Producer Phoebe Kiddo‘s path toward releasing her debut LP, Artefacts of Broken Dreams, has spanned years, continents, and even consciousnesses (she’s especially interested in the meditative effect that sound has on the human mind). Filled with syncopated rhythms, dark atmospherics, and copious sub-bass, her music fuses dancefloor rhythms with cerebral experimentation. “Moving into a space and creating another world—our embodied experience—can be influenced by sound. It’s why I feel like it’s one of the most powerful mediums to work with artistically,” she says.

Currently based in Berlin, Kiddo was actually born in Australia, where she grew up in a family that surrounded itself with music. “Free-playing and jams were just part of growing up, as was being able to play instruments ourselves,” she says. “My parents were reformed hippies and our whole upbringing was dotted with lots of parties and so on—lots of psychedelic rock and folk music.” Kiddo’s father even constructed his own instruments. “He’s been through a lot of phases. Ukuleles and some banjos. Music has always been really celebrated, but nobody had any classical training. It was really kind of a DIY situation.”

Like her parents, Kiddo was also self-taught, and her freewheeling household allowed her to develop a strong sense of musicality and rhythm. “I’ve kind of been trained in ‘anti-music,’ really. The opposite of traditional training, I guess. I’ve always been very interested in rhythm. Later, software, drum machines, and recording kept me interested.” Though Kiddo is now known for her ties to the world of experimental dance music, it wasn’t until her late teens that she began to discover electronic music. “Melbourne had a really thriving warehouse party scene [that] took a lot of influence from Detroit techno, and I got interested—as many young people do—in rave culture,” she says.

Considering the conceptual vocabulary with which she describes her work, it makes sense that Kiddo wasn’t always settled solely on a career as a producer. “I always pursued painting and other forms of art,” she remembers. Kiddo’s decision to focus primarily on music came as a sudden realization. “I recognized sound as an artististic medium in contrast to sound as musical medium, and that lead me on a discovery of a bit more far-out forms of electronic music.”

(Photo by Dustin Delaney)

As it turned out, Kiddo’s interest in electronic music dovetailed nicely with her goal of studying fine art in a formal setting. After enrolling at RMIT University (in Melbourne) with a major in sound, Kiddo’s focus began to narrow. “I was like, ‘This is the trajectory where I’d like my creative, artistic, and professional life to follow,'” she says. After completing her degree, she was ready to uproot herself and take off for San Francisco when she applied to the Red Bull Music Academy. “I was just finishing up my university degree and I had already applied to a grant [in San Francisco], so I was already packing up and getting ready to go over to the States. Basically a whole bunch of friends put a bunch of pressure on me to apply. I got my application in a great rush, packed my bags, and went off to the USA,” she recalls.

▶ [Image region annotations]
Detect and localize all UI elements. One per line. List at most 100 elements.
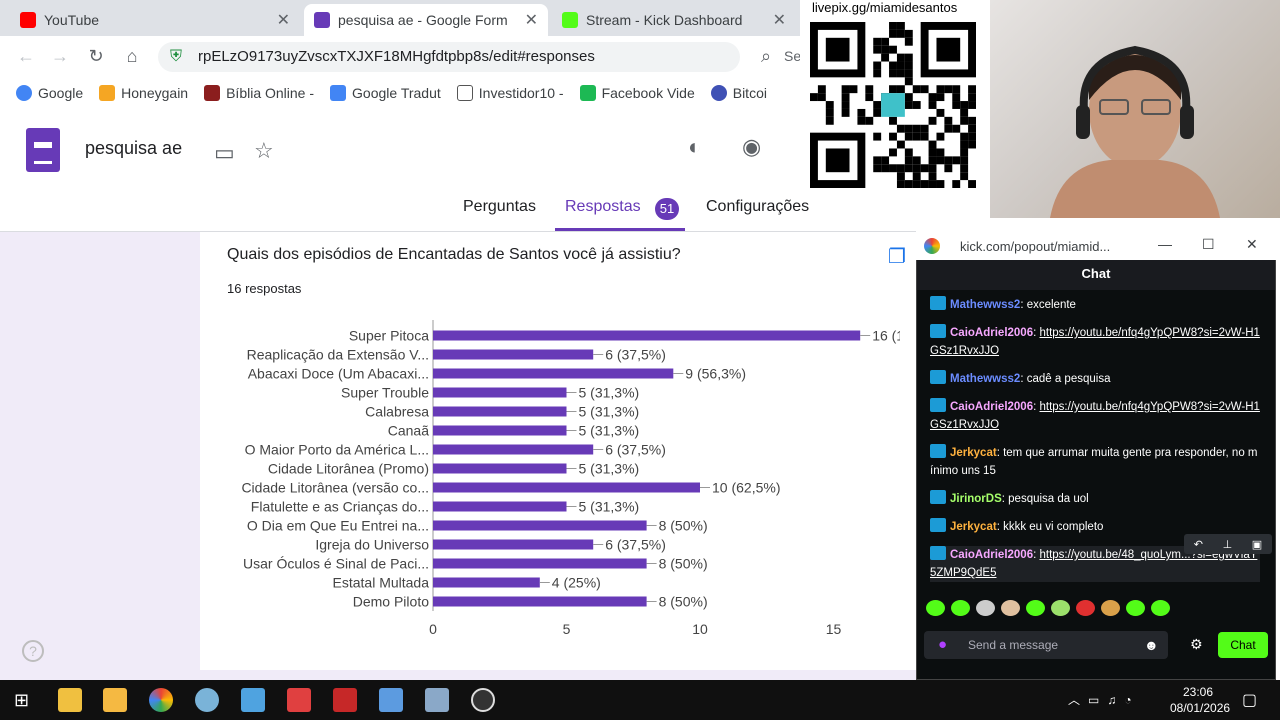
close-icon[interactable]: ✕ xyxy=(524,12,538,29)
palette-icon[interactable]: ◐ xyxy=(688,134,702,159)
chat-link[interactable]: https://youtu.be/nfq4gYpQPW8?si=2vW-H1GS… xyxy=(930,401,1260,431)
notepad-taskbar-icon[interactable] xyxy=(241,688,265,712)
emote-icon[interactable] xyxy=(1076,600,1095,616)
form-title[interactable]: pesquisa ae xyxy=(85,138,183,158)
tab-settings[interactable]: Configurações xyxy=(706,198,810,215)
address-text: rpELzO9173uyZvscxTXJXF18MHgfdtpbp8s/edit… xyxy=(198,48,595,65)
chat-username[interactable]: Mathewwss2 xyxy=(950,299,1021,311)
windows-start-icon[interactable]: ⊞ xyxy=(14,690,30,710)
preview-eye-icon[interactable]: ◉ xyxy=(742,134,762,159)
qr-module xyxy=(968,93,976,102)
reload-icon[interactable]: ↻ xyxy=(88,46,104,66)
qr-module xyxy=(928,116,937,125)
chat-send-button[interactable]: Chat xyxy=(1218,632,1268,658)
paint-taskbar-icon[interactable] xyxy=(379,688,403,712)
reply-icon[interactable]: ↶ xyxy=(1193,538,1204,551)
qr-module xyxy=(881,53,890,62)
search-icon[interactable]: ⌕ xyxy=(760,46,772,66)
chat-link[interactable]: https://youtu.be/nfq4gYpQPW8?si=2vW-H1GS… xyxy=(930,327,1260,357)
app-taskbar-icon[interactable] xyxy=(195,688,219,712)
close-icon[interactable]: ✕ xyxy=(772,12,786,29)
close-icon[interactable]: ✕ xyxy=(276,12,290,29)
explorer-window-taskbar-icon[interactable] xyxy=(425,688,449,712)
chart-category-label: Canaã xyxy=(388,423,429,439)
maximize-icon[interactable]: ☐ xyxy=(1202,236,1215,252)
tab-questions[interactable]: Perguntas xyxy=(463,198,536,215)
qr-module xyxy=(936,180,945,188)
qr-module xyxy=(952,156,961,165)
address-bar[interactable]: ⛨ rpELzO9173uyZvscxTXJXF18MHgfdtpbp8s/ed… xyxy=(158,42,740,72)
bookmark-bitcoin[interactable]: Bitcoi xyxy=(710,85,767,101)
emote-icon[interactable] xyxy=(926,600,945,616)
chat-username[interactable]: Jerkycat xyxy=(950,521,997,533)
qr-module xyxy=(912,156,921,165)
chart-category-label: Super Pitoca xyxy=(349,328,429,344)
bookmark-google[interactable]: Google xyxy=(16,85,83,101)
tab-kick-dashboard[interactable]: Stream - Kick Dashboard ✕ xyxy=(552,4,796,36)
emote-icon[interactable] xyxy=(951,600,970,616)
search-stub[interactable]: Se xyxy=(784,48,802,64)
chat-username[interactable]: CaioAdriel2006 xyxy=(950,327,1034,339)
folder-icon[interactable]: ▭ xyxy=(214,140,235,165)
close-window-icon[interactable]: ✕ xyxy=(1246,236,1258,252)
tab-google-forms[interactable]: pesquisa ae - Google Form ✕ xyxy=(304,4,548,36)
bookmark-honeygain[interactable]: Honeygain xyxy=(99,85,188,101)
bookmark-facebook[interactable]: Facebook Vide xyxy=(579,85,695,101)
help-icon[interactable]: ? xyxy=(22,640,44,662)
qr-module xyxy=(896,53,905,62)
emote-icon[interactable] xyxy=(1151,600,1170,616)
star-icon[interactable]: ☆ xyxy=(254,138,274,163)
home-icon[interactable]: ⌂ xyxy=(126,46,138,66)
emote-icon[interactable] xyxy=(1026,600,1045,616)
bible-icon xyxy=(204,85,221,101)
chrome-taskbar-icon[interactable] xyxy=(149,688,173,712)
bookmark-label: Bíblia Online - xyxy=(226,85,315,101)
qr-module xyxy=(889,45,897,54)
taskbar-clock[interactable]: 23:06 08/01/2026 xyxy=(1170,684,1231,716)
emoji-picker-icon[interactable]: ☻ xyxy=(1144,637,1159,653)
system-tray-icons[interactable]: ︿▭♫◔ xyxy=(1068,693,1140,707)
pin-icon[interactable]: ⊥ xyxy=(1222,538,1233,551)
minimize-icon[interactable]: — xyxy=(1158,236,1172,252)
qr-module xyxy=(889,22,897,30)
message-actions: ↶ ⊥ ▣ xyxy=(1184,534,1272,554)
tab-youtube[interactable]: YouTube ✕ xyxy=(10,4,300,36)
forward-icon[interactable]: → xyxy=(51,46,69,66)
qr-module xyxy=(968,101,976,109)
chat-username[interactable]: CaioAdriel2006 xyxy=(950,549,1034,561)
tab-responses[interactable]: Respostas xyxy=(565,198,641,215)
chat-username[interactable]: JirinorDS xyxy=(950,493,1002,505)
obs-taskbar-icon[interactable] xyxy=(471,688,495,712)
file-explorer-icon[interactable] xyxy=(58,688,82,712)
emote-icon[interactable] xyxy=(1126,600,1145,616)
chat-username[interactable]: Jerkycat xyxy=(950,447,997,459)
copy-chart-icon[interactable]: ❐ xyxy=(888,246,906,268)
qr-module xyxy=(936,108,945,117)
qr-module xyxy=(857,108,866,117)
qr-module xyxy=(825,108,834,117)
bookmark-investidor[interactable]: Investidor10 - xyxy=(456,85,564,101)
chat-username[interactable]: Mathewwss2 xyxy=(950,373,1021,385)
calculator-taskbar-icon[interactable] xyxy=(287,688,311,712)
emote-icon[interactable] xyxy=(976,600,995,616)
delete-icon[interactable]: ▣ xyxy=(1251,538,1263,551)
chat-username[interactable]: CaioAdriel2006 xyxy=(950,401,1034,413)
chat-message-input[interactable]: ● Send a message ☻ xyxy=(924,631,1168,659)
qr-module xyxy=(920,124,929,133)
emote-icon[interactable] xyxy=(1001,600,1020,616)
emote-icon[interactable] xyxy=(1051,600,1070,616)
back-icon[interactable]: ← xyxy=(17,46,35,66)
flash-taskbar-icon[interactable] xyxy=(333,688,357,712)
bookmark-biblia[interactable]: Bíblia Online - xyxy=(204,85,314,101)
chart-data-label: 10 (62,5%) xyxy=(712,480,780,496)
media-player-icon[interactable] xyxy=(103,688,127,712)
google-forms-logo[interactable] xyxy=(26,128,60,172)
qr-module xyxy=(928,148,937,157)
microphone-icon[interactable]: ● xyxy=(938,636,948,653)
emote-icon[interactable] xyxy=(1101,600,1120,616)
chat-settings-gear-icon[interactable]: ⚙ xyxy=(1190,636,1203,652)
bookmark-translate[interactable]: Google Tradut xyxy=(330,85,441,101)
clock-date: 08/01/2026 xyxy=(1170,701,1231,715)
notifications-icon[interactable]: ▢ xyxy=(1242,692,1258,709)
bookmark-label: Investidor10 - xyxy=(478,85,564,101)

▶ [Objective 1] In the profile of Phoebe Kiddo, at which university did she enroll with a major in sound?
▶ [Objective 2] Transcribe the part of the profile of Phoebe Kiddo that begins at the words "Considering the conceptual" and stops after the words "by Dustin Delaney)".

▶ [Exercise answer 1] RMIT University, in Melbourne.

▶ [Exercise answer 2]
Considering the conceptual vocabulary with which she describes her work, it makes sense that Kiddo wasn’t always settled solely on a career as a producer. “I always pursued painting and other forms of art,” she remembers. Kiddo’s decision to focus primarily on music came as a sudden realization. “I recognized sound as an artististic medium in contrast to sound as musical medium, and that lead me on a discovery of a bit more far-out forms of electronic music.”

(Photo by Dustin Delaney)